### EXTRACTED TEXT
_____
For those of you who were just minutes late, it isn’t a big deal (although, you did have weeks).

However: in looking at the first few, I see there was something that was not clear in the instructions. We will give people a chance to correct it. (it’s small)

Here is the bad paragraph from the assignment (emphasis added by me):

For each visualization, there should be a good caption, explaining the data and enough of the story. Although, if your graph is really great, the reader might figure out the story without reading the caption. Please do not put your name inside the PDF (so that we can send them out for anonymous critique). The PDFs should be 1 page each. it should be clear from the visualization and/or caption what data set it is. Turn in a 6th document that explains how you made the pictures, and what you were trying to show with each one. These will be turned in as an assignment on Canvas.
_____
### Data records
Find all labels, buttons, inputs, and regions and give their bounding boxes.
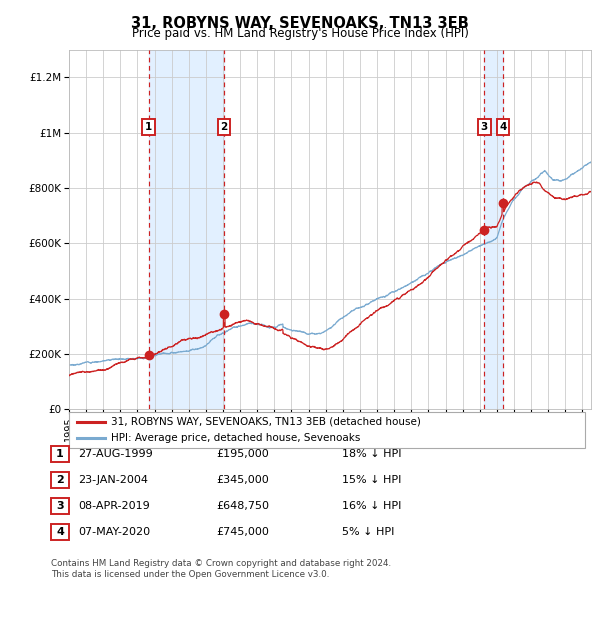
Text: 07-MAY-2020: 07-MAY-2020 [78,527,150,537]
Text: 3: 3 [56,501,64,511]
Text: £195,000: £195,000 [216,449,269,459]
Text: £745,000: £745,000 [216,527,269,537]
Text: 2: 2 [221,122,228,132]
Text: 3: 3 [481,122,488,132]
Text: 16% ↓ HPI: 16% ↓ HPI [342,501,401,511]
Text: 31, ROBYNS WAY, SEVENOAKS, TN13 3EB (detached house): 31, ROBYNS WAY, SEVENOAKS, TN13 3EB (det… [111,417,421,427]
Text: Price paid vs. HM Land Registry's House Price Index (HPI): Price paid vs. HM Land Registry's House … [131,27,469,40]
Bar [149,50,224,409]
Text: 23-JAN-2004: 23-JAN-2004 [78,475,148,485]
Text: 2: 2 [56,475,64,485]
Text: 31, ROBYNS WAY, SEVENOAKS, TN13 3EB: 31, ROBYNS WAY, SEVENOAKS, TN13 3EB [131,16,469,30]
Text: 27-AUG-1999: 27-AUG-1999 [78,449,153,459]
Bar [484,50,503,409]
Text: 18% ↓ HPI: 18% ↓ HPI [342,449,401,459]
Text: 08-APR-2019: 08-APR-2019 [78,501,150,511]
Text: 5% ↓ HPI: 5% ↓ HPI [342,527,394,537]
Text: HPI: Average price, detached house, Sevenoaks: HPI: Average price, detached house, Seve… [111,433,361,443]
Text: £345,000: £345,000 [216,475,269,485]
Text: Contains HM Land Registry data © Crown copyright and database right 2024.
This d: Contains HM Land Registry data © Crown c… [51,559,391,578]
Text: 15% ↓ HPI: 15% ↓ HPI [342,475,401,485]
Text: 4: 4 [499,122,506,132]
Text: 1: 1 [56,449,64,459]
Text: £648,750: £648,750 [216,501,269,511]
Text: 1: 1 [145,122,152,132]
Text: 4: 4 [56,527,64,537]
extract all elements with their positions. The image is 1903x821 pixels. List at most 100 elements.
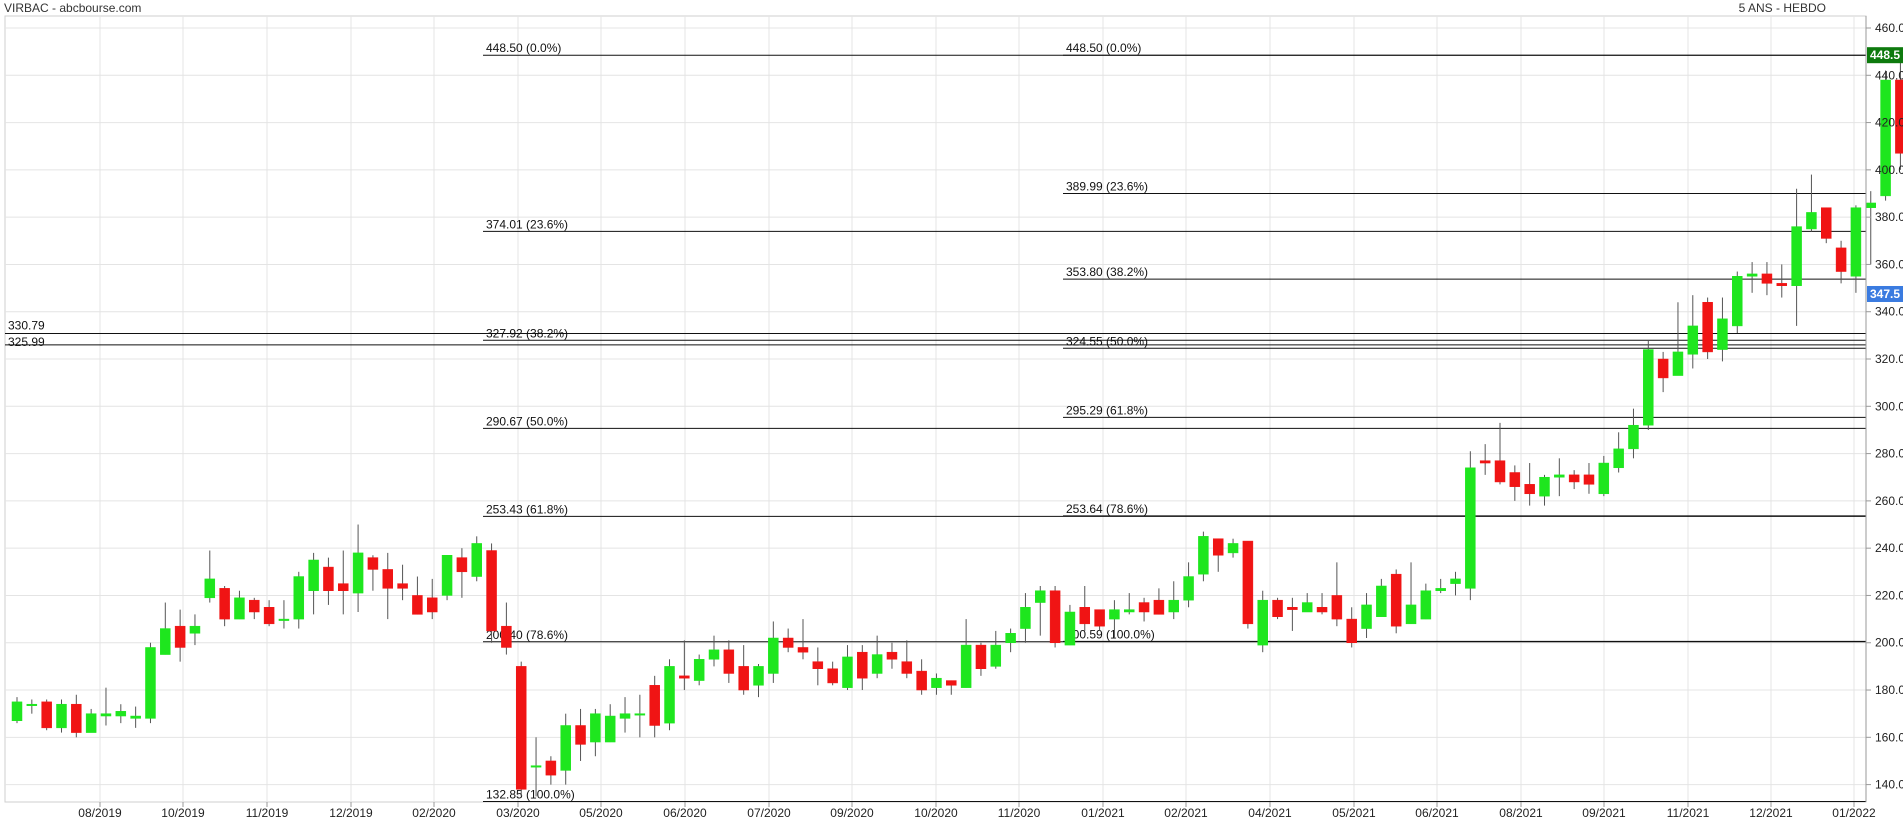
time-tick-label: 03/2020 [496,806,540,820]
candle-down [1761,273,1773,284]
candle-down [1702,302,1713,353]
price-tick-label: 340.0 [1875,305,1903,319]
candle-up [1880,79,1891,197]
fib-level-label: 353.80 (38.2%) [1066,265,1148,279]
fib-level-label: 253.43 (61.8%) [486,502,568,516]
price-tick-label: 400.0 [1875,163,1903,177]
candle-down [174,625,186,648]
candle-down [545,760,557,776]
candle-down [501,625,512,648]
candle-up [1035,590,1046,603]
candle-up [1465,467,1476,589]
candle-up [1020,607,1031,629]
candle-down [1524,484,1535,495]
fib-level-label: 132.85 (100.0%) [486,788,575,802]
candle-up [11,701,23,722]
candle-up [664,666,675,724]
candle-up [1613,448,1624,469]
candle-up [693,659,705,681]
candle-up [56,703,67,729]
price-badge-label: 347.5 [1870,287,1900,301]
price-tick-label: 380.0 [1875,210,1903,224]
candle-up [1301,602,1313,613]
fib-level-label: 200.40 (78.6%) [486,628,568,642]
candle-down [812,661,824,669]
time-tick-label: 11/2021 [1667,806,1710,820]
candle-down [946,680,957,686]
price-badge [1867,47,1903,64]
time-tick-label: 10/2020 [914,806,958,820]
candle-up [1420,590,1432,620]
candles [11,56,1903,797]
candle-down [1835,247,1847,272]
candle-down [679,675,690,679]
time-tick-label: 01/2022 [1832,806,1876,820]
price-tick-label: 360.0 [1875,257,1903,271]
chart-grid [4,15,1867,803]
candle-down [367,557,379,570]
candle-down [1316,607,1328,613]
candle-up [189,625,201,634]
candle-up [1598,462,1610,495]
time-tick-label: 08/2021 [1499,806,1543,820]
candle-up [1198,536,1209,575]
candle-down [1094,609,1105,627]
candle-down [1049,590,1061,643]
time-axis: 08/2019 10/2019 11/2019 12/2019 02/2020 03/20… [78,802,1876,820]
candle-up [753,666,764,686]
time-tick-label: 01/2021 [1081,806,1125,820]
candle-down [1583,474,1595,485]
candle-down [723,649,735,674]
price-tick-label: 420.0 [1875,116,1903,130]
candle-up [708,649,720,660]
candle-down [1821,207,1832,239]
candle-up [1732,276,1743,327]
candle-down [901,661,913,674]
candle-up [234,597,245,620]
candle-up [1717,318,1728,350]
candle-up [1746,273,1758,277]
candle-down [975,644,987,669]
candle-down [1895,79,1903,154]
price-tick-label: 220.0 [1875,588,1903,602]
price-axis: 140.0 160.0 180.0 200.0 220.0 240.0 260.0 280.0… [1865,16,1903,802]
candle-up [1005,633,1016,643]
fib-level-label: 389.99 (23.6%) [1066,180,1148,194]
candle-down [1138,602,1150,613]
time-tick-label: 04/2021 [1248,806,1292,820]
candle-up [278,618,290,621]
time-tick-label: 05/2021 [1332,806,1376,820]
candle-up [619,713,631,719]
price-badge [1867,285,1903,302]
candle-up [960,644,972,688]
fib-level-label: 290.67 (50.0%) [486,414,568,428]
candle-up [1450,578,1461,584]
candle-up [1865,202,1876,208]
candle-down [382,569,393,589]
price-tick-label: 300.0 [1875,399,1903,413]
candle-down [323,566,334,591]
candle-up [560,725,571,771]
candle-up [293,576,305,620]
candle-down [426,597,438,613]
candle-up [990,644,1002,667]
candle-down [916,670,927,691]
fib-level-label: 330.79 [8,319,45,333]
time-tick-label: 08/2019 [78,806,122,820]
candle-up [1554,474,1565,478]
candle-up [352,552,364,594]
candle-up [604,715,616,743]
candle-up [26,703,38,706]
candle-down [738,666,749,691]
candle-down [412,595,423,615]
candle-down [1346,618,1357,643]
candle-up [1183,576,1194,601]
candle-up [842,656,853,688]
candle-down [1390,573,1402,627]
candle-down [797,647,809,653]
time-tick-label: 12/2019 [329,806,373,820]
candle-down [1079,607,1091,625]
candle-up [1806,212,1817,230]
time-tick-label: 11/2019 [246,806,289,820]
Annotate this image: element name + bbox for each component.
_____
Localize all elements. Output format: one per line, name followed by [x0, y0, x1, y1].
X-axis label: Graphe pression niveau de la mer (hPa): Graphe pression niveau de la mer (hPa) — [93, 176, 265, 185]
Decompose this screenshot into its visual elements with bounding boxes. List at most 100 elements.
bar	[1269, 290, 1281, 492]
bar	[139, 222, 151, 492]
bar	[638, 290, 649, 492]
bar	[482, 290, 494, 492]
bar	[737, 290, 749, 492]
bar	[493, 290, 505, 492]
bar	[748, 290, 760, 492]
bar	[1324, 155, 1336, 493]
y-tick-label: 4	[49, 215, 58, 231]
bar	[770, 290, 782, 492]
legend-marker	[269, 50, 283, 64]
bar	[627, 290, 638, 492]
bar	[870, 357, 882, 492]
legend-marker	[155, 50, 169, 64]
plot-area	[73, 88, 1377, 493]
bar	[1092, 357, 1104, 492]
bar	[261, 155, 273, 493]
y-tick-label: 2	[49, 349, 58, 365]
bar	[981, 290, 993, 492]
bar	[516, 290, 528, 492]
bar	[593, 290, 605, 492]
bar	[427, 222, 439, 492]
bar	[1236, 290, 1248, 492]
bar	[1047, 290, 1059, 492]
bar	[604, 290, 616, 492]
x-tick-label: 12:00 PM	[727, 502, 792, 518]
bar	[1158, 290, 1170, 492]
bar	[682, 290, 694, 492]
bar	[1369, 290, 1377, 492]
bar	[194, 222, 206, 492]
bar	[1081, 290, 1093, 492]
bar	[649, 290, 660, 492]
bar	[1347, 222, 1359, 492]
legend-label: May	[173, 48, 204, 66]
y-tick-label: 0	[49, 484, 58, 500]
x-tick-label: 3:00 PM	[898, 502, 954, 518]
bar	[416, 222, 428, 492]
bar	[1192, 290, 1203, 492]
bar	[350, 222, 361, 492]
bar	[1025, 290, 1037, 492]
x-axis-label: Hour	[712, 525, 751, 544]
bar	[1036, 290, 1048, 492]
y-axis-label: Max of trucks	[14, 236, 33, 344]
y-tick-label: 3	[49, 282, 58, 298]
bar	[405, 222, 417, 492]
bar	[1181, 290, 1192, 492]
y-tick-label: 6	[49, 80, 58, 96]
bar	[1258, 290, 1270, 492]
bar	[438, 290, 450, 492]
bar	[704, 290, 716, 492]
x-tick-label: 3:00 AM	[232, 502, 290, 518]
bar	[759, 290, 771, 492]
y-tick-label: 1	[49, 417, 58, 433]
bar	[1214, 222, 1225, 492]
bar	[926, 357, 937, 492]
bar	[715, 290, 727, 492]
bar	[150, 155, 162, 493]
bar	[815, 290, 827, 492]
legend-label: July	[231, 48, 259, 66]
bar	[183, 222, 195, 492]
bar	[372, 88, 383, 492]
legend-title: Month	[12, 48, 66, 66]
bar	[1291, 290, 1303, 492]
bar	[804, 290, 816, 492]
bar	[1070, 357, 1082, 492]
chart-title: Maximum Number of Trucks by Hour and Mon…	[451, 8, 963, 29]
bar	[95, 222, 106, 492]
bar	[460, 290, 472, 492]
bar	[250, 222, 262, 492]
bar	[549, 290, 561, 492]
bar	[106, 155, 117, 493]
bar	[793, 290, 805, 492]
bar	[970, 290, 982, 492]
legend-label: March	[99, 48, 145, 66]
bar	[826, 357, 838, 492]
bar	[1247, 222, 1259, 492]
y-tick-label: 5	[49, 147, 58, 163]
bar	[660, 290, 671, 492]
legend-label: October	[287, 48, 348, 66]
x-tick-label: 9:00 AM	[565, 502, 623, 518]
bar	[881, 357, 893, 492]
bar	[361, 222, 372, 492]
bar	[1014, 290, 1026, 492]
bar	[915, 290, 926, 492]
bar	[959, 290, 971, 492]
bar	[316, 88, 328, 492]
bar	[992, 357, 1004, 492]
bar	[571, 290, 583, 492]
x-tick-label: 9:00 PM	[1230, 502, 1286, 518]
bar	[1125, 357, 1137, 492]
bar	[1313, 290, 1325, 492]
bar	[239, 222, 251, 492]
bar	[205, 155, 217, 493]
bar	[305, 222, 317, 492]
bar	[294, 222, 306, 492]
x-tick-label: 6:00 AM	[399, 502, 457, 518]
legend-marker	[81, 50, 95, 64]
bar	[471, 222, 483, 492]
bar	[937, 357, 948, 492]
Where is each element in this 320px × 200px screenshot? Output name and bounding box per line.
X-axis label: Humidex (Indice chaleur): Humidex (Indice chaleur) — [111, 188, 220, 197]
_____
### TASK INSTRUCTIONS
Pick up the note about the visualization assignment after its last sentence and keep writing it.

### THE ANSWER
We asked for your captions to explain what the story is that the viewer supposed to see. There is a hazy line between explaining what the graph was meant to be about (i.e., what question) and telling the answer directly.

Peer reviews will be asked to evaluate “Does the visualization address/answer the question effectively” – so they need to know what question the designer had in mind.

For many of you, this is in the documentation file – but since the documentation file is (almost always) not anonymous – so we can’t give it out for peer review.

So… we are giving you the option to address this issue. You may either:

(not recommended option) Redo your pictures with better captions (and turn them in again) – we ask for your honesty in not changing your pictures.
Add an extra file with the captions / questions for each picture that doesn’t have your name on it. For many of you, this is just making an anonymized version ofthe notes file you turned in (with less detail).
Be proud that you were able to guess what I meant when I made the assignment.

If you want to update your assignment, you may do so – either on Canvas, or by sending the new “extra file” to the TA (copies to both of them by email). If you turned things in before this morning, we know it, and adding this extra information will not be held against you.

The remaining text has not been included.